• _Input rows_

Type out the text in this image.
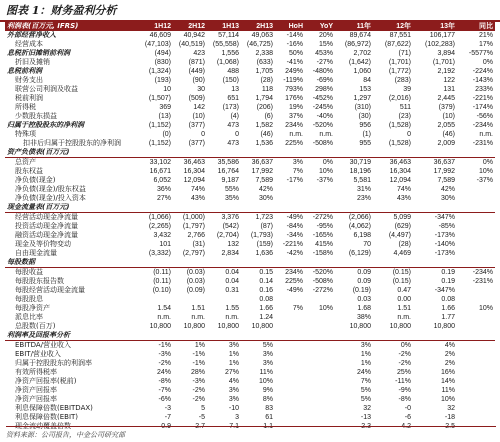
图表 1：财务盈利分析
利润表(百万元, IFRS)	1H12	2H12	1H13	2H13	HoH	YoY	11年	12年	13年	同比
外部经营净收入	46,609	40,942	57,114	49,063	-14%	20%	89,674	87,551	106,177	21%
经营成本	(47,103)	(40,519)	(55,558)	(46,725)	-16%	15%	(86,972)	(87,622)	(102,283)	17%
息税折旧摊销前利润	(494)	423	1,556	2,338	50%	453%	2,702	(71)	3,894	-5577%
折旧及摊销	(830)	(871)	(1,068)	(633)	-41%	-27%	(1,642)	(1,701)	(1,701)	0%
息税前利润	(1,324)	(449)	488	1,705	249%	-480%	1,060	(1,772)	2,192	-224%
财务支出	(193)	(90)	(150)	(28)	-119%	-69%	84	(283)	122	-143%
联营公司利润及收益	10	30	13	118	793%	298%	153	39	131	233%
税前利润	(1,507)	(509)	651	1,794	176%	-452%	1,297	(2,016)	2,445	-221%
所得税	369	142	(173)	(206)	19%	-245%	(310)	511	(379)	-174%
少数股东损益	(13)	(10)	(4)	(6)	37%	-40%	(30)	(23)	(10)	-56%
归属于控股股东的净利润	(1,152)	(377)	473	1,582	234%	-520%	956	(1,528)	2,055	-234%
特殊项	(0)	0	0	(46)	n.m.	n.m.	(1)	0	(46)	n.m.
扣非后归属于控股股东的净利润	(1,152)	(377)	473	1,536	225%	-508%	955	(1,528)	2,009	-231%
资产负债表(百万元)										
总资产	33,102	36,463	35,586	36,637	3%	0%	30,719	36,463	36,637	0%
股东权益	16,671	16,304	16,764	17,992	7%	10%	18,196	16,304	17,992	10%
净负债(现金)	6,052	12,094	9,187	7,589	-17%	-37%	5,581	12,094	7,589	-37%
净负债(现金)/股东权益	36%	74%	55%	42%			31%	74%	42%	
净负债(现金)/投入资本	27%	43%	35%	30%			23%	43%	30%	
现金流量表(百万元)										
经营活动现金净流量	(1,066)	(1,000)	3,376	1,723	-49%	-272%	(2,066)	5,099	-347%	
投资活动现金净流量	(2,265)	(1,797)	(542)	(87)	-84%	-95%	(4,062)	(629)	-85%	
融资活动现金净流量	3,432	2,766	(2,704)	(1,793)	-34%	-165%	6,198	(4,497)	-173%	
现金及等价物变动	101	(31)	132	(159)	-221%	415%	70	(28)	-140%	
自由现金流量	(3,332)	(2,797)	2,834	1,636	-42%	-158%	(6,129)	4,469	-173%	
每股数据										
每股收益	(0.11)	(0.03)	0.04	0.15	234%	-520%	0.09	(0.15)	0.19	-234%
每股股东报告数	(0.11)	(0.03)	0.04	0.14	225%	-508%	0.09	(0.15)	0.19	-231%
每股经营活动现金流量	(0.10)	(0.09)	0.31	0.16	-49%	-272%	(0.19)	0.47	-347%	
每股股息				0.08			0.03	0.00	0.08	
每股净资产	1.54	1.51	1.55	1.66	7%	10%	1.68	1.51	1.66	10%
派息比率	n.m.	n.m.	n.m.	1.24			38%	n.m.	1.77	
总股数(百万)	10,800	10,800	10,800	10,800			10,800	10,800	10,800	
利润率及回报率分析										
EBITDA/营业收入	-1%	1%	3%	5%			3%	0%	4%	
EBIT/营业收入	-3%	-1%	1%	3%			1%	-2%	2%	
归属于控股股东的利润率	-2%	-1%	1%	3%			1%	-2%	2%	
有效所得税率	24%	28%	27%	11%			24%	25%	16%	
净资产回报率(税前)	-8%	-3%	4%	10%			7%	-11%	14%	
净资产回报率	-7%	-2%	3%	9%			5%	-9%	11%	
净资产回报率	-6%	-2%	3%	8%			5%	-8%	10%	
利息保障倍数(EBITDAX)	-3	5	-10	83			32	-0	32	
利息保障倍数(EBIT)	-7	-5	3	61			-13	-6	-18	
现金流动覆盖倍数	0.9	2.7	7.1	1.1			2.3	4.2	2.5	
资料来源：公司报告，中金公司研究部
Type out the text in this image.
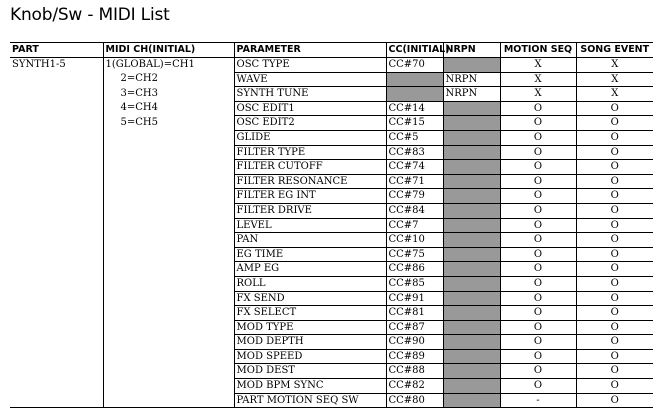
Knob/Sw - MIDI List
PART	MIDI CH(INITIAL)	PARAMETER	CC(INITIAL)	NRPN	MOTION SEQ	SONG EVENT
SYNTH1-5	1(GLOBAL)=CH1	OSC TYPE	CC#70		X	X
	2=CH2	WAVE		NRPN	X	X
	3=CH3	SYNTH TUNE		NRPN	X	X
	4=CH4	OSC EDIT1	CC#14		O	O
	5=CH5	OSC EDIT2	CC#15		O	O
		GLIDE	CC#5		O	O
		FILTER TYPE	CC#83		O	O
		FILTER CUTOFF	CC#74		O	O
		FILTER RESONANCE	CC#71		O	O
		FILTER EG INT	CC#79		O	O
		FILTER DRIVE	CC#84		O	O
		LEVEL	CC#7		O	O
		PAN	CC#10		O	O
		EG TIME	CC#75		O	O
		AMP EG	CC#86		O	O
		ROLL	CC#85		O	O
		FX SEND	CC#91		O	O
		FX SELECT	CC#81		O	O
		MOD TYPE	CC#87		O	O
		MOD DEPTH	CC#90		O	O
		MOD SPEED	CC#89		O	O
		MOD DEST	CC#88		O	O
		MOD BPM SYNC	CC#82		O	O
		PART MOTION SEQ SW	CC#80		-	O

• _What to produce_
Write out all the entries exactly, except for the pictures.

• _Response to this exercise_
Type out the text in this image.
图表 1：财务盈利分析
利润表(百万元, IFRS)	1H12	2H12	1H13	2H13	HoH	YoY	11年	12年	13年	同比
外部经营净收入	46,609	40,942	57,114	49,063	-14%	20%	89,674	87,551	106,177	21%
经营成本	(47,103)	(40,519)	(55,558)	(46,725)	-16%	15%	(86,972)	(87,622)	(102,283)	17%
息税折旧摊销前利润	(494)	423	1,556	2,338	50%	453%	2,702	(71)	3,894	-5577%
折旧及摊销	(830)	(871)	(1,068)	(633)	-41%	-27%	(1,642)	(1,701)	(1,701)	0%
息税前利润	(1,324)	(449)	488	1,705	249%	-480%	1,060	(1,772)	2,192	-224%
财务支出	(193)	(90)	(150)	(28)	-119%	-69%	84	(283)	122	-143%
联营公司利润及收益	10	30	13	118	793%	298%	153	39	131	233%
税前利润	(1,507)	(509)	651	1,794	176%	-452%	1,297	(2,016)	2,445	-221%
所得税	369	142	(173)	(206)	19%	-245%	(310)	511	(379)	-174%
少数股东损益	(13)	(10)	(4)	(6)	37%	-40%	(30)	(23)	(10)	-56%
归属于控股股东的净利润	(1,152)	(377)	473	1,582	234%	-520%	956	(1,528)	2,055	-234%
特殊项	(0)	0	0	(46)	n.m.	n.m.	(1)	0	(46)	n.m.
扣非后归属于控股股东的净利润	(1,152)	(377)	473	1,536	225%	-508%	955	(1,528)	2,009	-231%
资产负债表(百万元)										
总资产	33,102	36,463	35,586	36,637	3%	0%	30,719	36,463	36,637	0%
股东权益	16,671	16,304	16,764	17,992	7%	10%	18,196	16,304	17,992	10%
净负债(现金)	6,052	12,094	9,187	7,589	-17%	-37%	5,581	12,094	7,589	-37%
净负债(现金)/股东权益	36%	74%	55%	42%			31%	74%	42%	
净负债(现金)/投入资本	27%	43%	35%	30%			23%	43%	30%	
现金流量表(百万元)										
经营活动现金净流量	(1,066)	(1,000)	3,376	1,723	-49%	-272%	(2,066)	5,099	-347%	
投资活动现金净流量	(2,265)	(1,797)	(542)	(87)	-84%	-95%	(4,062)	(629)	-85%	
融资活动现金净流量	3,432	2,766	(2,704)	(1,793)	-34%	-165%	6,198	(4,497)	-173%	
现金及等价物变动	101	(31)	132	(159)	-221%	415%	70	(28)	-140%	
自由现金流量	(3,332)	(2,797)	2,834	1,636	-42%	-158%	(6,129)	4,469	-173%	
每股数据										
每股收益	(0.11)	(0.03)	0.04	0.15	234%	-520%	0.09	(0.15)	0.19	-234%
每股股东报告数	(0.11)	(0.03)	0.04	0.14	225%	-508%	0.09	(0.15)	0.19	-231%
每股经营活动现金流量	(0.10)	(0.09)	0.31	0.16	-49%	-272%	(0.19)	0.47	-347%	
每股股息				0.08			0.03	0.00	0.08	
每股净资产	1.54	1.51	1.55	1.66	7%	10%	1.68	1.51	1.66	10%
派息比率	n.m.	n.m.	n.m.	1.24			38%	n.m.	1.77	
总股数(百万)	10,800	10,800	10,800	10,800			10,800	10,800	10,800	
利润率及回报率分析										
EBITDA/营业收入	-1%	1%	3%	5%			3%	0%	4%	
EBIT/营业收入	-3%	-1%	1%	3%			1%	-2%	2%	
归属于控股股东的利润率	-2%	-1%	1%	3%			1%	-2%	2%	
有效所得税率	24%	28%	27%	11%			24%	25%	16%	
净资产回报率(税前)	-8%	-3%	4%	10%			7%	-11%	14%	
净资产回报率	-7%	-2%	3%	9%			5%	-9%	11%	
净资产回报率	-6%	-2%	3%	8%			5%	-8%	10%	
利息保障倍数(EBITDAX)	-3	5	-10	83			32	-0	32	
利息保障倍数(EBIT)	-7	-5	3	61			-13	-6	-18	
现金流动覆盖倍数	0.9	2.7	7.1	1.1			2.3	4.2	2.5	
资料来源：公司报告，中金公司研究部
Type out the text in this image.
Knob/Sw - MIDI List
PART	MIDI CH(INITIAL)	PARAMETER	CC(INITIAL)	NRPN	MOTION SEQ	SONG EVENT
SYNTH1-5	1(GLOBAL)=CH1	OSC TYPE	CC#70		X	X
	2=CH2	WAVE		NRPN	X	X
	3=CH3	SYNTH TUNE		NRPN	X	X
	4=CH4	OSC EDIT1	CC#14		O	O
	5=CH5	OSC EDIT2	CC#15		O	O
		GLIDE	CC#5		O	O
		FILTER TYPE	CC#83		O	O
		FILTER CUTOFF	CC#74		O	O
		FILTER RESONANCE	CC#71		O	O
		FILTER EG INT	CC#79		O	O
		FILTER DRIVE	CC#84		O	O
		LEVEL	CC#7		O	O
		PAN	CC#10		O	O
		EG TIME	CC#75		O	O
		AMP EG	CC#86		O	O
		ROLL	CC#85		O	O
		FX SEND	CC#91		O	O
		FX SELECT	CC#81		O	O
		MOD TYPE	CC#87		O	O
		MOD DEPTH	CC#90		O	O
		MOD SPEED	CC#89		O	O
		MOD DEST	CC#88		O	O
		MOD BPM SYNC	CC#82		O	O
		PART MOTION SEQ SW	CC#80		-	O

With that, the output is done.